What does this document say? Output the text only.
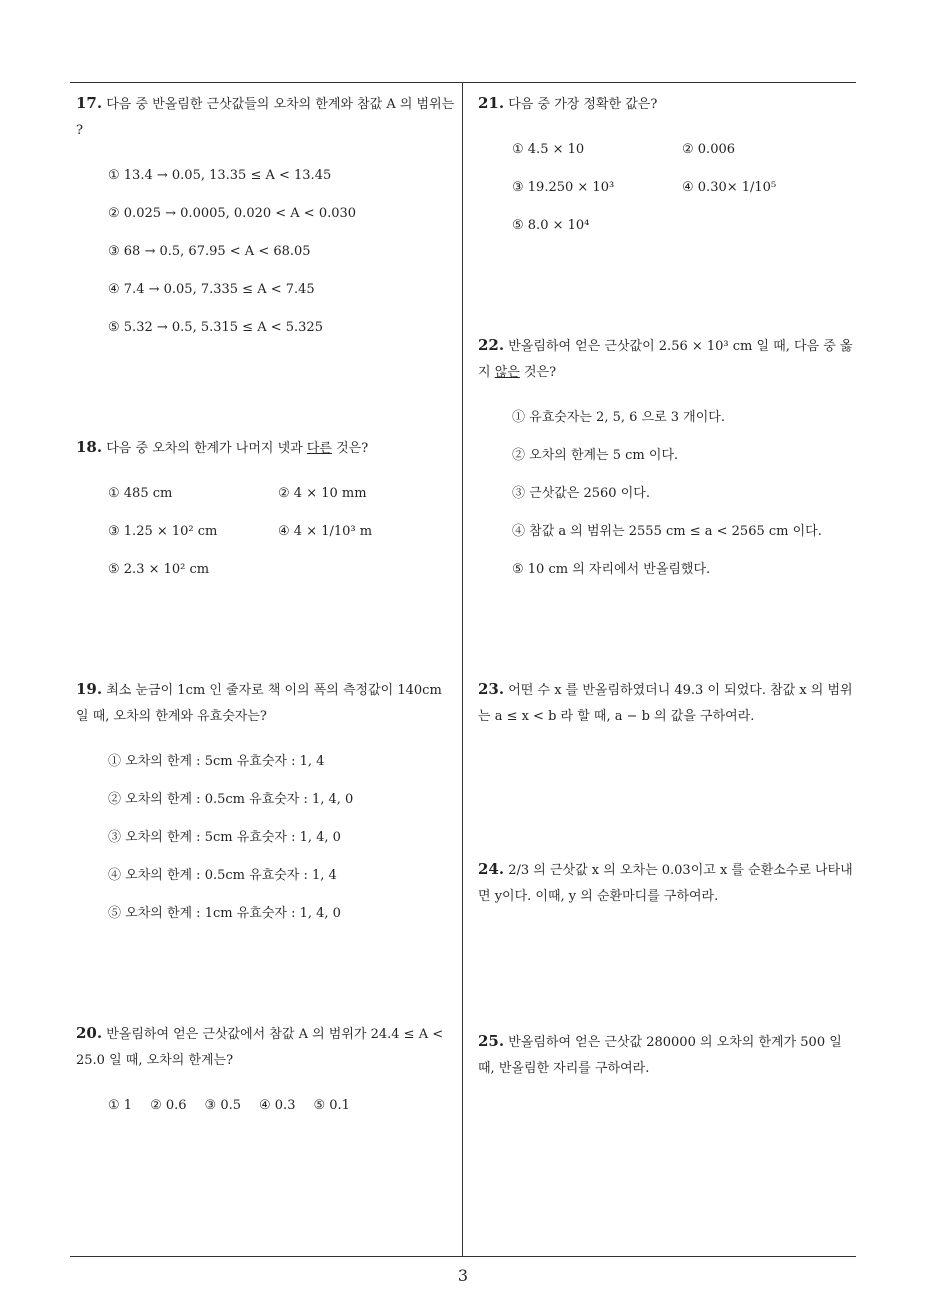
17. 다음 중 반올림한 근삿값들의 오차의 한계와 참값 A 의 범위는 ?

① 13.4 → 0.05, 13.35 ≤ A < 13.45
② 0.025 → 0.0005, 0.020 < A < 0.030
③ 68 → 0.5, 67.95 < A < 68.05
④ 7.4 → 0.05, 7.335 ≤ A < 7.45
⑤ 5.32 → 0.5, 5.315 ≤ A < 5.325

18. 다음 중 오차의 한계가 나머지 넷과 다른 것은?

① 485 cm	② 4 × 10 mm
③ 1.25 × 10² cm	④ 4 × 1/10³ m
⑤ 2.3 × 10² cm

19. 최소 눈금이 1cm 인 줄자로 책 이의 폭의 측정값이 140cm 일 때, 오차의 한계와 유효숫자는?

① 오차의 한계 : 5cm 유효숫자 : 1, 4
② 오차의 한계 : 0.5cm 유효숫자 : 1, 4, 0
③ 오차의 한계 : 5cm 유효숫자 : 1, 4, 0
④ 오차의 한계 : 0.5cm 유효숫자 : 1, 4
⑤ 오차의 한계 : 1cm 유효숫자 : 1, 4, 0

20. 반올림하여 얻은 근삿값에서 참값 A 의 범위가 24.4 ≤ A < 25.0 일 때, 오차의 한계는?

① 1 ② 0.6 ③ 0.5 ④ 0.3 ⑤ 0.1

21. 다음 중 가장 정확한 값은?

① 4.5 × 10	② 0.006
③ 19.250 × 10³	④ 0.30× 1/10⁵
⑤ 8.0 × 10⁴

22. 반올림하여 얻은 근삿값이 2.56 × 10³ cm 일 때, 다음 중 옳지 않은 것은?

① 유효숫자는 2, 5, 6 으로 3 개이다.
② 오차의 한계는 5 cm 이다.
③ 근삿값은 2560 이다.
④ 참값 a 의 범위는 2555 cm ≤ a < 2565 cm 이다.
⑤ 10 cm 의 자리에서 반올림했다.

23. 어떤 수 x 를 반올림하였더니 49.3 이 되었다. 참값 x 의 범위는 a ≤ x < b 라 할 때, a − b 의 값을 구하여라.

24. 2/3 의 근삿값 x 의 오차는 0.03이고 x 를 순환소수로 나타내면 y이다. 이때, y 의 순환마디를 구하여라.

25. 반올림하여 얻은 근삿값 280000 의 오차의 한계가 500 일 때, 반올림한 자리를 구하여라.

3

### TASK DESCRIPTION
Above are the records; copy every line in them that holds the word "반올림한".

### RESPONSE TO THIS EXERCISE
17. 다음 중 반올림한 근삿값들의 오차의 한계와 참값 A 의 범위는 ?
25. 반올림하여 얻은 근삿값 280000 의 오차의 한계가 500 일 때, 반올림한 자리를 구하여라.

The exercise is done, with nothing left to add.